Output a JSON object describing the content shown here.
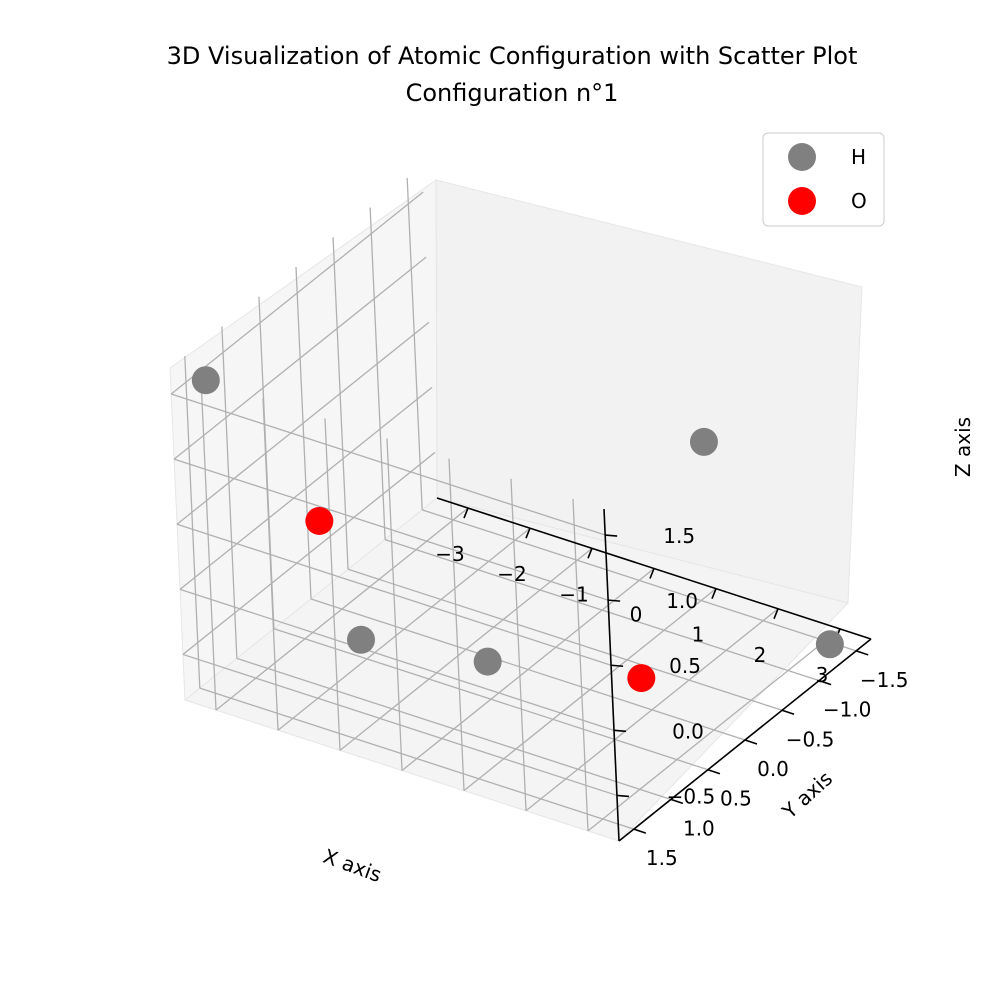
{
  "chart_data": {
    "type": "scatter",
    "title": "3D Visualization of Atomic Configuration with Scatter Plot",
    "subtitle": "Configuration n°1",
    "xlabel": "X axis",
    "ylabel": "Y axis",
    "zlabel": "Z axis",
    "xlim": [
      -3.5,
      3.5
    ],
    "ylim": [
      -1.7,
      1.7
    ],
    "zlim": [
      -0.85,
      1.7
    ],
    "xticks": [
      "−3",
      "−2",
      "−1",
      "0",
      "1",
      "2",
      "3"
    ],
    "yticks": [
      "−1.5",
      "−1.0",
      "−0.5",
      "0.0",
      "0.5",
      "1.0",
      "1.5"
    ],
    "zticks": [
      "−0.5",
      "0.0",
      "0.5",
      "1.0",
      "1.5"
    ],
    "grid": true,
    "legend_position": "top-right",
    "series": [
      {
        "name": "H",
        "color": "#808080",
        "points": [
          {
            "x": -3.3,
            "y": 1.4,
            "z": 1.5
          },
          {
            "x": -0.7,
            "y": 1.6,
            "z": 0.0
          },
          {
            "x": 0.1,
            "y": 0.6,
            "z": -0.5
          },
          {
            "x": 3.3,
            "y": 0.2,
            "z": 1.5
          },
          {
            "x": 3.2,
            "y": -1.4,
            "z": -0.8
          }
        ]
      },
      {
        "name": "O",
        "color": "#ff0000",
        "points": [
          {
            "x": -2.3,
            "y": 0.8,
            "z": 0.3
          },
          {
            "x": 2.1,
            "y": 0.2,
            "z": -0.5
          }
        ]
      }
    ]
  }
}
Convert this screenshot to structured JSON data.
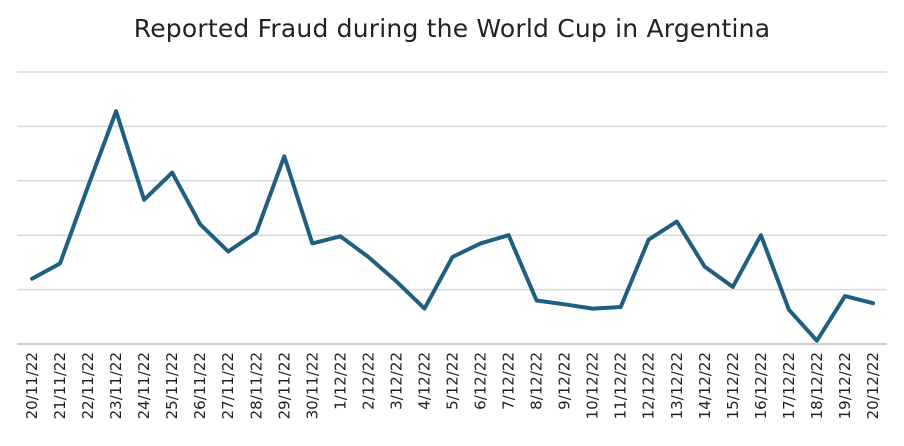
{
  "chart_data": {
    "type": "line",
    "title": "Reported Fraud during the World Cup in Argentina",
    "xlabel": "",
    "ylabel": "",
    "ylim": [
      0,
      5
    ],
    "grid": true,
    "y_gridlines": [
      1,
      2,
      3,
      4,
      5
    ],
    "y_tick_labels_shown": false,
    "legend": "none",
    "line_color": "#1F5F7F",
    "categories": [
      "20/11/22",
      "21/11/22",
      "22/11/22",
      "23/11/22",
      "24/11/22",
      "25/11/22",
      "26/11/22",
      "27/11/22",
      "28/11/22",
      "29/11/22",
      "30/11/22",
      "1/12/22",
      "2/12/22",
      "3/12/22",
      "4/12/22",
      "5/12/22",
      "6/12/22",
      "7/12/22",
      "8/12/22",
      "9/12/22",
      "10/12/22",
      "11/12/22",
      "12/12/22",
      "13/12/22",
      "14/12/22",
      "15/12/22",
      "16/12/22",
      "17/12/22",
      "18/12/22",
      "19/12/22",
      "20/12/22"
    ],
    "series": [
      {
        "values": [
          1.2,
          1.48,
          2.9,
          4.28,
          2.65,
          3.15,
          2.2,
          1.7,
          2.05,
          3.45,
          1.85,
          1.98,
          1.6,
          1.15,
          0.65,
          1.6,
          1.85,
          2.0,
          0.8,
          0.73,
          0.65,
          0.68,
          1.92,
          2.25,
          1.42,
          1.05,
          2.0,
          0.63,
          0.06,
          0.88,
          0.75
        ]
      }
    ]
  }
}
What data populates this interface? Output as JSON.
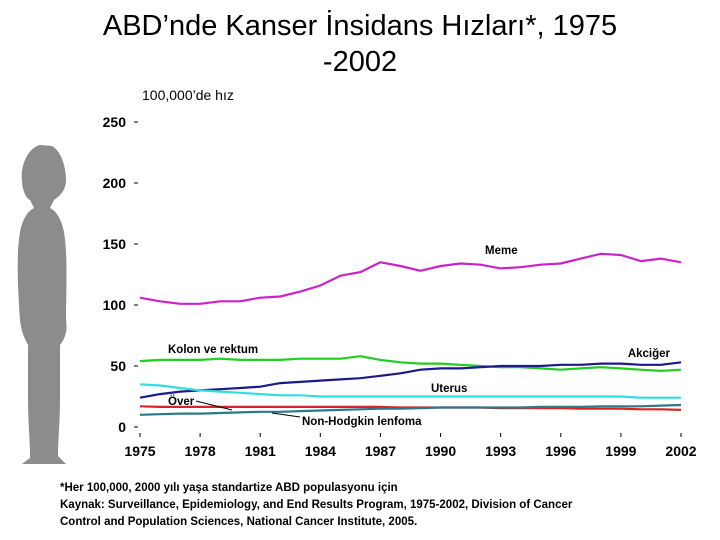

####################

Using the material above, set down every line exactly, but skip the pictures.

Exercise answer
Output a JSON object describing the content shown here.
{
  "chart_data": {
    "type": "scatter",
    "title": "3D Visualization of Atomic Configuration with Scatter Plot",
    "subtitle": "Configuration n°1",
    "xlabel": "X axis",
    "ylabel": "Y axis",
    "zlabel": "Z axis",
    "xlim": [
      -3.5,
      3.5
    ],
    "ylim": [
      -1.7,
      1.7
    ],
    "zlim": [
      -0.85,
      1.7
    ],
    "xticks": [
      "−3",
      "−2",
      "−1",
      "0",
      "1",
      "2",
      "3"
    ],
    "yticks": [
      "−1.5",
      "−1.0",
      "−0.5",
      "0.0",
      "0.5",
      "1.0",
      "1.5"
    ],
    "zticks": [
      "−0.5",
      "0.0",
      "0.5",
      "1.0",
      "1.5"
    ],
    "grid": true,
    "legend_position": "top-right",
    "series": [
      {
        "name": "H",
        "color": "#808080",
        "points": [
          {
            "x": -3.3,
            "y": 1.4,
            "z": 1.5
          },
          {
            "x": -0.7,
            "y": 1.6,
            "z": 0.0
          },
          {
            "x": 0.1,
            "y": 0.6,
            "z": -0.5
          },
          {
            "x": 3.3,
            "y": 0.2,
            "z": 1.5
          },
          {
            "x": 3.2,
            "y": -1.4,
            "z": -0.8
          }
        ]
      },
      {
        "name": "O",
        "color": "#ff0000",
        "points": [
          {
            "x": -2.3,
            "y": 0.8,
            "z": 0.3
          },
          {
            "x": 2.1,
            "y": 0.2,
            "z": -0.5
          }
        ]
      }
    ]
  }
}
Convert this screenshot to structured JSON data.
{
  "chart_data": {
    "type": "line",
    "title": "Reported Fraud during the World Cup in Argentina",
    "xlabel": "",
    "ylabel": "",
    "ylim": [
      0,
      5
    ],
    "grid": true,
    "y_gridlines": [
      1,
      2,
      3,
      4,
      5
    ],
    "y_tick_labels_shown": false,
    "legend": "none",
    "line_color": "#1F5F7F",
    "categories": [
      "20/11/22",
      "21/11/22",
      "22/11/22",
      "23/11/22",
      "24/11/22",
      "25/11/22",
      "26/11/22",
      "27/11/22",
      "28/11/22",
      "29/11/22",
      "30/11/22",
      "1/12/22",
      "2/12/22",
      "3/12/22",
      "4/12/22",
      "5/12/22",
      "6/12/22",
      "7/12/22",
      "8/12/22",
      "9/12/22",
      "10/12/22",
      "11/12/22",
      "12/12/22",
      "13/12/22",
      "14/12/22",
      "15/12/22",
      "16/12/22",
      "17/12/22",
      "18/12/22",
      "19/12/22",
      "20/12/22"
    ],
    "series": [
      {
        "values": [
          1.2,
          1.48,
          2.9,
          4.28,
          2.65,
          3.15,
          2.2,
          1.7,
          2.05,
          3.45,
          1.85,
          1.98,
          1.6,
          1.15,
          0.65,
          1.6,
          1.85,
          2.0,
          0.8,
          0.73,
          0.65,
          0.68,
          1.92,
          2.25,
          1.42,
          1.05,
          2.0,
          0.63,
          0.06,
          0.88,
          0.75
        ]
      }
    ]
  }
}
What data populates this interface? Output as JSON.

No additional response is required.